Södra’s chemical recycling of textiles is a solution to the challenge of less than 1 per cent of textiles being fiber to fiber recycled. The fact that we can also recycle mixed textiles, which make up a large part of the world’s textile production, makes Södra’s recycling method groundbreaking.
In our process, cotton is separated from polyester. The polyester is currently used for energy recovery and thus contributes negatively to Södra’s climate impact. We pay emission allowances for polyester as there is currently no technology to make it circular for anything other than energy recovery, even though we did not put the polyester on the market.
The political debate on textiles tends to focus one-sidedly on reuse in order to achieve a more circular textile industry. Reuse is good, but it is only part of the solution; political solutions must also include recycling and sorting. Above all, how textiles are sorted really matters.
Södra’s recycling process focuses on textiles that cannot be used again. To be able to sort for recycling, we need textiles sorted based on fibre content, but also textiles sorted by colour and dyeing technology. Here, textiles need more reliable labelling and better technology so we can read their fibre content. In the future, digital labeling will be important as it will be able to contain information about environmental performance, materials, chemical composition, product images, country of manufacture, care instructions, etc., and enable reading in a large-scale automatic sorting facility.
The need to recycle textiles will increase, as it will not be possible to reuse all of them. With a future ban on the incineration of textiles, the waste stream will increase. It is important to think about renewable material choice and material composition already at the design stage to increase the possibility of a renewable and circular textile industry.
Where do we go from here?
Södra wants to see the policy instruments for textiles broadened and focus on more steps in the value chain from renewable raw material to textile product and from waste to textile product. This work needs to take place both in Sweden and in the EU. Below are some of the initiatives we consider to be priorities:
In Sweden:
- The public sector need to take the lead by setting requirements for sustainable textiles in public procurement.

- [What to do] Write the next part of the text on Södra's textile recycling, starting after its final line. The rows that come next are separate material with no connection to the text on textile recycling.

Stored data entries
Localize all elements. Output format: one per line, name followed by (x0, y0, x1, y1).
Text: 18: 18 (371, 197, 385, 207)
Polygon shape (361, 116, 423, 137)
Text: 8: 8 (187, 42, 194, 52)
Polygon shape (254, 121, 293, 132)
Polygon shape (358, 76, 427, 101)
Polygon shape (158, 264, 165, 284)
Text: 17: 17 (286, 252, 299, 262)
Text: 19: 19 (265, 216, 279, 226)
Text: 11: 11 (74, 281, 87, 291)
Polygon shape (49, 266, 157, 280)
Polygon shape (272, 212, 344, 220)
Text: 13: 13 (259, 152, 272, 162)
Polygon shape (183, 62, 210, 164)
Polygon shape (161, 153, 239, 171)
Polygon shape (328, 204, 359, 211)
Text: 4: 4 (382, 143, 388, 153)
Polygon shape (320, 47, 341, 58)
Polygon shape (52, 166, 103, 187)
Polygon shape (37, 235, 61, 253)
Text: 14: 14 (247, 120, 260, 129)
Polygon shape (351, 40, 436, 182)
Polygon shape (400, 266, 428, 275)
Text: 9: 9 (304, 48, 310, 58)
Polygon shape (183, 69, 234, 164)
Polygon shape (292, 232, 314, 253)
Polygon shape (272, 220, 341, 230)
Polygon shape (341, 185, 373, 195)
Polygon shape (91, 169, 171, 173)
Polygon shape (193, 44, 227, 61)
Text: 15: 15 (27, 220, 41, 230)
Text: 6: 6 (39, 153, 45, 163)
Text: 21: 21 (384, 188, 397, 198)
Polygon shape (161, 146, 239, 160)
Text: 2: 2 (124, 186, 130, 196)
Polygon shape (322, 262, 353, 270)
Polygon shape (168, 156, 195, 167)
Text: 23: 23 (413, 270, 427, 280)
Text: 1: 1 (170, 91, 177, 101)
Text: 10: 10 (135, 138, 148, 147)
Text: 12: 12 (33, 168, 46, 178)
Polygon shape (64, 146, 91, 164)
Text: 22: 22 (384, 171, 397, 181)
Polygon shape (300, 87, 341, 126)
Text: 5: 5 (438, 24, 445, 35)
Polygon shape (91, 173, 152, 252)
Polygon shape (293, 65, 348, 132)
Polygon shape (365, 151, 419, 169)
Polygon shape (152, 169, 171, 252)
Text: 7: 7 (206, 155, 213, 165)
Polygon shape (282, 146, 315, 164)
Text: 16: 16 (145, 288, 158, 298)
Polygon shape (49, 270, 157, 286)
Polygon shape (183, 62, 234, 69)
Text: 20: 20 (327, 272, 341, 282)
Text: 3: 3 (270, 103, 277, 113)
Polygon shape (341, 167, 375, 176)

- [Response to this exercise]
- Incentives must be created to use sustainable textiles in the production of new textile materials.
- Swedish universities should place greater emphasis on renewable materials and circular design in relevant education.
- A government inquiry should be appointed to compile the results of existing investigations and review the possibility of more concrete measures and instruments that promote sustainable textiles.
- The Government, in its national interpretation of future producer responsibility, should harmonize with the member states of the EU.
In the EU:
- The EU should define and harmonize from a global perspective what is meant by sustainable textile and circular textile.
- The EU should develop a standard, such as the standard for Paper for recycling EN643, European voluntary standards through CEPI, in order to be able to sort textiles efficiently and to achieve a uniform fraction system in Europe.
- The EU should introduce a harmonised producer responsibility for the internal market.
- The EU should launch systems for transparency and traceability through certifications that are possible to implement in a global value chain.
- Performance requirements for textiles should be based on the quality rather than quantity of collected data with as much data being collected as possible.
- Regulatory compliance must be significantly improved in textile labelling if the legislation is to have the intended effect.
- Until digital markings are in circulation, the physical labelling of fibre content needs to be better and clearer.